▶ CHALLENGE
Take the entries below and reproduce them word for word.

▶ GIVEN INFORMATION
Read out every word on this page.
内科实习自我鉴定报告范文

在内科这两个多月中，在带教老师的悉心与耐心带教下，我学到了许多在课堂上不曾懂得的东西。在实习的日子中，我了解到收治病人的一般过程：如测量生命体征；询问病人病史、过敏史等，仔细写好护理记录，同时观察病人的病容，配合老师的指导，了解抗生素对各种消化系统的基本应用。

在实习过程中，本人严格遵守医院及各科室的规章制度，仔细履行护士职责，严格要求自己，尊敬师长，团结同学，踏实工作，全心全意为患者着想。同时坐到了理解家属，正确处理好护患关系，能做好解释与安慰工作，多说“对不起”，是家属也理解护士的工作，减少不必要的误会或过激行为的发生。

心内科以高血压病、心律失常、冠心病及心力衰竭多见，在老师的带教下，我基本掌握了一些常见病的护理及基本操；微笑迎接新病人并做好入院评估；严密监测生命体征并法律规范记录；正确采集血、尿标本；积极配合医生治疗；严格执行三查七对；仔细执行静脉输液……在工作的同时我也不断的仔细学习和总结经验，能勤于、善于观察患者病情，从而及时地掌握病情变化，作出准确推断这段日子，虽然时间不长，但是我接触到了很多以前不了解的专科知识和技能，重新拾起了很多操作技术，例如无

▶ EXERCISE RESPONSE
Read out every word on this page.
内科实习自我鉴定报告范文

在内科这两个多月中，在带教老师的悉心与耐心带教下，我学到了许多在课堂上不曾懂得的东西。在实习的日子中，我了解到收治病人的一般过程：如测量生命体征；询问病人病史、过敏史等，仔细写好护理记录，同时观察病人的病容，配合老师的指导，了解抗生素对各种消化系统的基本应用。

在实习过程中，本人严格遵守医院及各科室的规章制度，仔细履行护士职责，严格要求自己，尊敬师长，团结同学，踏实工作，全心全意为患者着想。同时坐到了理解家属，正确处理好护患关系，能做好解释与安慰工作，多说“对不起”，是家属也理解护士的工作，减少不必要的误会或过激行为的发生。

心内科以高血压病、心律失常、冠心病及心力衰竭多见，在老师的带教下，我基本掌握了一些常见病的护理及基本操；微笑迎接新病人并做好入院评估；严密监测生命体征并法律规范记录；正确采集血、尿标本；积极配合医生治疗；严格执行三查七对；仔细执行静脉输液……在工作的同时我也不断的仔细学习和总结经验，能勤于、善于观察患者病情，从而及时地掌握病情变化，作出准确推断这段日子，虽然时间不长，但是我接触到了很多以前不了解的专科知识和技能，重新拾起了很多操作技术，例如无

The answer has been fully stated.